Render each line of the items below as a JSON list of strings, one string per line, with blank lines omitted.

◆ **Task inputs**:
#####
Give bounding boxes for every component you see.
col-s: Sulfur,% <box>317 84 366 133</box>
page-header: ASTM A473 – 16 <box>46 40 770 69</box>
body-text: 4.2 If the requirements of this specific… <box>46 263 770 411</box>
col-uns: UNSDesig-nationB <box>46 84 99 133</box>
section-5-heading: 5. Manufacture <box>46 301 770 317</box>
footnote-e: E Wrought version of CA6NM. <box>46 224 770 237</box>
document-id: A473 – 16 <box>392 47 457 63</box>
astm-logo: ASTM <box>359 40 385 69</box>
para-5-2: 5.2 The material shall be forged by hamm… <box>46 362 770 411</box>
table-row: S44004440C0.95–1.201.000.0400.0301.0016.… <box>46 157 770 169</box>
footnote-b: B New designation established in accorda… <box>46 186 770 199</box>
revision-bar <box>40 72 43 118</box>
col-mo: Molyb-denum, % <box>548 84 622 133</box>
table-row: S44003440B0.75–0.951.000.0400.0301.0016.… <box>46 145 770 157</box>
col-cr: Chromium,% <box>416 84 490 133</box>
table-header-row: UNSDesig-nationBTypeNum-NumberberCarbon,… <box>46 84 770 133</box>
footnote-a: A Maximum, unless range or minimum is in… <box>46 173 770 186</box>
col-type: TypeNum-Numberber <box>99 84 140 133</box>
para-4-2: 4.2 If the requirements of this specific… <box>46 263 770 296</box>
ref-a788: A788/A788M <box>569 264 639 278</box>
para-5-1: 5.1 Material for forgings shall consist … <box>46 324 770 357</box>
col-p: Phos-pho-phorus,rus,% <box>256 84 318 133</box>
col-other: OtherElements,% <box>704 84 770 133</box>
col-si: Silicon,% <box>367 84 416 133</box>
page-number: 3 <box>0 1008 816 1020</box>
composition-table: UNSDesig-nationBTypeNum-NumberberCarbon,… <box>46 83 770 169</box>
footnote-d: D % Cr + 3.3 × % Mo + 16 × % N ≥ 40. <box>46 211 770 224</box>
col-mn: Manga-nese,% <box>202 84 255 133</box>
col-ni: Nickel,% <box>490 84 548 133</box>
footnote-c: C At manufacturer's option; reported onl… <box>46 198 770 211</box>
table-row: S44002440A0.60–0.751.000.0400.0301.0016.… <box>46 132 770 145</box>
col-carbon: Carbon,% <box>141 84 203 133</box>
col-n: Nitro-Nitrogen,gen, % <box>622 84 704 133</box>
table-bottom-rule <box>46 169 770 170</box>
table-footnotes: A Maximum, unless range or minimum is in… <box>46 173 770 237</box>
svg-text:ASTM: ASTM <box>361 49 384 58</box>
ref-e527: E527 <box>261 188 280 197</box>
#####
◆ **Task response**:
[
  "Give bounding boxes for every component you see.",
  "col-s: Sulfur,% <box>317 84 366 133</box>",
  "page-header: ASTM A473 – 16 <box>46 40 770 69</box>",
  "body-text: 4.2 If the requirements of this specific… <box>46 263 770 411</box>",
  "col-uns: UNSDesig-nationB <box>46 84 99 133</box>",
  "section-5-heading: 5. Manufacture <box>46 301 770 317</box>",
  "footnote-e: E Wrought version of CA6NM. <box>46 224 770 237</box>",
  "document-id: A473 – 16 <box>392 47 457 63</box>",
  "astm-logo: ASTM <box>359 40 385 69</box>",
  "para-5-2: 5.2 The material shall be forged by hamm… <box>46 362 770 411</box>",
  "table-row: S44004440C0.95–1.201.000.0400.0301.0016.… <box>46 157 770 169</box>",
  "footnote-b: B New designation established in accorda… <box>46 186 770 199</box>",
  "revision-bar <box>40 72 43 118</box>",
  "col-mo: Molyb-denum, % <box>548 84 622 133</box>",
  "table-row: S44003440B0.75–0.951.000.0400.0301.0016.… <box>46 145 770 157</box>",
  "col-cr: Chromium,% <box>416 84 490 133</box>",
  "table-header-row: UNSDesig-nationBTypeNum-NumberberCarbon,… <box>46 84 770 133</box>",
  "footnote-a: A Maximum, unless range or minimum is in… <box>46 173 770 186</box>",
  "col-type: TypeNum-Numberber <box>99 84 140 133</box>",
  "para-4-2: 4.2 If the requirements of this specific… <box>46 263 770 296</box>",
  "ref-a788: A788/A788M <box>569 264 639 278</box>",
  "para-5-1: 5.1 Material for forgings shall consist … <box>46 324 770 357</box>",
  "col-p: Phos-pho-phorus,rus,% <box>256 84 318 133</box>",
  "col-other: OtherElements,% <box>704 84 770 133</box>",
  "col-si: Silicon,% <box>367 84 416 133</box>",
  "page-number: 3 <box>0 1008 816 1020</box>",
  "composition-table: UNSDesig-nationBTypeNum-NumberberCarbon,… <box>46 83 770 169</box>",
  "footnote-d: D % Cr + 3.3 × % Mo + 16 × % N ≥ 40. <box>46 211 770 224</box>",
  "col-mn: Manga-nese,% <box>202 84 255 133</box>",
  "col-ni: Nickel,% <box>490 84 548 133</box>",
  "footnote-c: C At manufacturer's option; reported onl… <box>46 198 770 211</box>",
  "table-row: S44002440A0.60–0.751.000.0400.0301.0016.… <box>46 132 770 145</box>",
  "col-carbon: Carbon,% <box>141 84 203 133</box>",
  "col-n: Nitro-Nitrogen,gen, % <box>622 84 704 133</box>",
  "table-bottom-rule <box>46 169 770 170</box>",
  "table-footnotes: A Maximum, unless range or minimum is in… <box>46 173 770 237</box>",
  "svg-text:ASTM: ASTM <box>361 49 384 58</box>",
  "ref-e527: E527 <box>261 188 280 197</box>"
]